**Tasks:**
(a) From the text about TerreStar's satellite call, list the three verbs that state what TerreStar plans to do with its network.
(b) Extend the text about TerreStar's satellite call, picking up after its final sentence.

Satellite communications provider TerreStar Corp. successfully has placed a VoIP-based call from one dual-mode smartphone handset to a second smartphone over its satellite network, CTO Dennis Matheson said.

"It proves the concept that the company has been claiming all along that we will be able to use smaller handsets, offer service in remote places and be able to provide communications when and wherever they may be needed," Matheson said.

TerreStar's plan is to build, own and operate North America's first next-generation integrated mobile satellite and terrestrial communications network, which will provide universal access and tailored applications over conventional commercial wireless devices. Matheson said that traditionally, satellite devices required large antennas to receive signals, which increased the weight and size of the handsets carried by first-responders working in remote locations. In June, the company launched its next-generation TerreStar 1 satellite so it could test whether a signal could be received by antennas in smaller form factors found in consumer handsets, such as smartphones.

**The data:**
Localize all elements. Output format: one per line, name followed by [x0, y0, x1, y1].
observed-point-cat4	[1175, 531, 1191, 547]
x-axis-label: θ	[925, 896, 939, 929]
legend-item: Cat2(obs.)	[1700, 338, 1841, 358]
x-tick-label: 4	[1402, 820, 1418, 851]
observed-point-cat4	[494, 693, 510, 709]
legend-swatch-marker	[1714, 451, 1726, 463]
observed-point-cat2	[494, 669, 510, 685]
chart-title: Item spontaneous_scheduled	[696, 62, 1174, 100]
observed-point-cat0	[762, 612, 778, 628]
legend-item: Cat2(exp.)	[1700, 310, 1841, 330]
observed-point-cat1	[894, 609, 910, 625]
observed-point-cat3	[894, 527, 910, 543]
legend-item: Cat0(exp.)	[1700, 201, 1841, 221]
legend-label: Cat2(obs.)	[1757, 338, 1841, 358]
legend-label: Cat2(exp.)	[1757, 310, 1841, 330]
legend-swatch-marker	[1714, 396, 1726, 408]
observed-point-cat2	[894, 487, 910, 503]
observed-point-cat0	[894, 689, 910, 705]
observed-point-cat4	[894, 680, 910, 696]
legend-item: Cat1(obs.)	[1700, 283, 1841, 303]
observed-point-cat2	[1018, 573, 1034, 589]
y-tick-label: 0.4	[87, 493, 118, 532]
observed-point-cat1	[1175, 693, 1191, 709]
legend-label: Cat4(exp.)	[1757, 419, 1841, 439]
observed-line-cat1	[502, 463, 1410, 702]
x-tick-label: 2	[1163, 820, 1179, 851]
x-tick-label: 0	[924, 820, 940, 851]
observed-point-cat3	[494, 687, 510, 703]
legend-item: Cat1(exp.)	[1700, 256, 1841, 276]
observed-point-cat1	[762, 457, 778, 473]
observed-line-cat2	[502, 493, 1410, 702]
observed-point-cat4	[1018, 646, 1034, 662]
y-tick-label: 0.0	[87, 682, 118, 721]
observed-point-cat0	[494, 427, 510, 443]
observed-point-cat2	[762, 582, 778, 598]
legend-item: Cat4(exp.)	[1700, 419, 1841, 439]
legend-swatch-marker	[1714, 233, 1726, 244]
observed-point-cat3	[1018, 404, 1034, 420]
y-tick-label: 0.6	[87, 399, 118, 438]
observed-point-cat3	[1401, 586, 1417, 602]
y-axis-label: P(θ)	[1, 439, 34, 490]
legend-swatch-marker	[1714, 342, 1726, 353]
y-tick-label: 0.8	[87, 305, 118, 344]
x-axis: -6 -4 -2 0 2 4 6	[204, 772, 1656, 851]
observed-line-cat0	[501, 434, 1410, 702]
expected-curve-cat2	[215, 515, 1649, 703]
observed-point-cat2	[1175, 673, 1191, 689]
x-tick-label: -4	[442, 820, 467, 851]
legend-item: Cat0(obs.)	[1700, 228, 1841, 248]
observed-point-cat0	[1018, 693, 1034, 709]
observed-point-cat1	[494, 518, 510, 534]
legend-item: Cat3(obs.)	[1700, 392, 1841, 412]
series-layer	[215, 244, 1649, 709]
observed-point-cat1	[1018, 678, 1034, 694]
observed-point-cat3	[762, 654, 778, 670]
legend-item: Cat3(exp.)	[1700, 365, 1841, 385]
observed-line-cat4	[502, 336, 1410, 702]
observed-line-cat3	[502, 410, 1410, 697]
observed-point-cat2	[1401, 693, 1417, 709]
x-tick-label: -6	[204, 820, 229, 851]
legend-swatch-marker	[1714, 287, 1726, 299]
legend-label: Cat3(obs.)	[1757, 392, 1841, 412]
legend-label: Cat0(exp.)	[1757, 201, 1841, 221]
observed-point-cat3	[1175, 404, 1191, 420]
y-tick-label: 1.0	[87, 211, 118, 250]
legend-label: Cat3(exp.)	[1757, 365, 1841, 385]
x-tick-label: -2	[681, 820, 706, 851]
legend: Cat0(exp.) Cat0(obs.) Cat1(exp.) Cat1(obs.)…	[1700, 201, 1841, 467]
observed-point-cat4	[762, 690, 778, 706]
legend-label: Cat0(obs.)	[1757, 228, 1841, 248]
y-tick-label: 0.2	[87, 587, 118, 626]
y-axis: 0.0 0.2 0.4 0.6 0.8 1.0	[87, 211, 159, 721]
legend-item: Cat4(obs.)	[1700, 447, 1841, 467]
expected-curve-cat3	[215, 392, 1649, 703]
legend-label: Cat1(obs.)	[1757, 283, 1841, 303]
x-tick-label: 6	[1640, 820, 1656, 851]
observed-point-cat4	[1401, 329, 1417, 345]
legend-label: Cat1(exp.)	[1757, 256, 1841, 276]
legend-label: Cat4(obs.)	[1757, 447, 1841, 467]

**Answer list:**
(a) build, own, operate

(b)
Matheson said the recent test verified that the company's smartphones will be able to communicate seamlessly over an IP-based network, therefore meeting the needs of first responders and reducing the number of handsets owned and operated by public-safety agencies.

"We are trying to make sure the phones used every day by [public safety] also will be functional when they are responding to an incident in a remote region," he said. "So no longer do they have to grab a satellite phone off the shelf. Instead, it's the phone they use day in and day out."